WHAT YOU WILL DO: Search the data below for the string "solution". Extract every line that contains it.

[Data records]

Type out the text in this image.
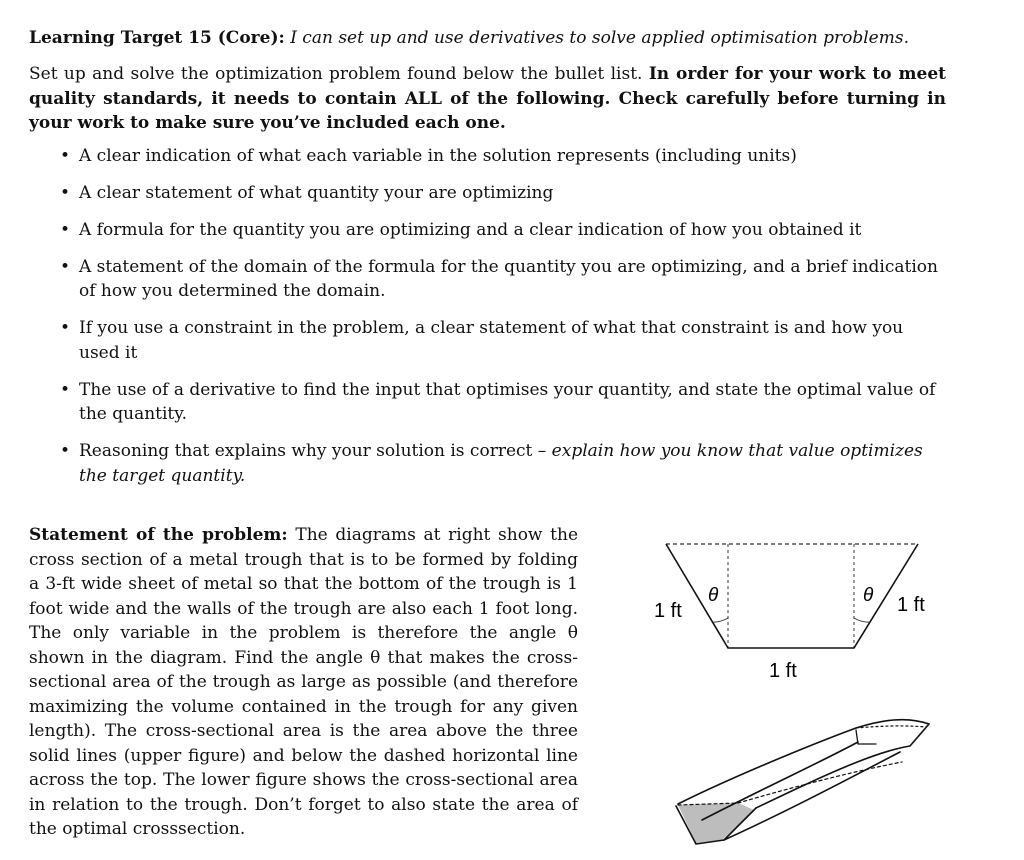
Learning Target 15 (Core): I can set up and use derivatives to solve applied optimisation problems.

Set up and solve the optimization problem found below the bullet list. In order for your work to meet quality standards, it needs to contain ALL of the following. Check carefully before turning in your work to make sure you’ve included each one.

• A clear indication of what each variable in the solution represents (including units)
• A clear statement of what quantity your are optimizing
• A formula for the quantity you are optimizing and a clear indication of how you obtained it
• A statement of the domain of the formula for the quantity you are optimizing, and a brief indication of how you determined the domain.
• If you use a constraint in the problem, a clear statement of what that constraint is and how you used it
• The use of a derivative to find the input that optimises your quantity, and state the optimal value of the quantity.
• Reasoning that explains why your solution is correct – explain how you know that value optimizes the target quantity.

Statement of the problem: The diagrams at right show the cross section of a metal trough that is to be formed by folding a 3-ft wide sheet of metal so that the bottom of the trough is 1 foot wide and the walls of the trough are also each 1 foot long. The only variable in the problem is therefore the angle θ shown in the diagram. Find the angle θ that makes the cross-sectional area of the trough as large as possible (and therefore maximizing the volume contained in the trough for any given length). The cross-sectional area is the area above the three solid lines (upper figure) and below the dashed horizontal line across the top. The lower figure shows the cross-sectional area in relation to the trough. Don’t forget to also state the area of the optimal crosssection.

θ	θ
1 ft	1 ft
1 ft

OUTPUT FOR THIS EXERCISE:
• A clear indication of what each variable in the solution represents (including units)
• Reasoning that explains why your solution is correct – explain how you know that value optimizes the target quantity.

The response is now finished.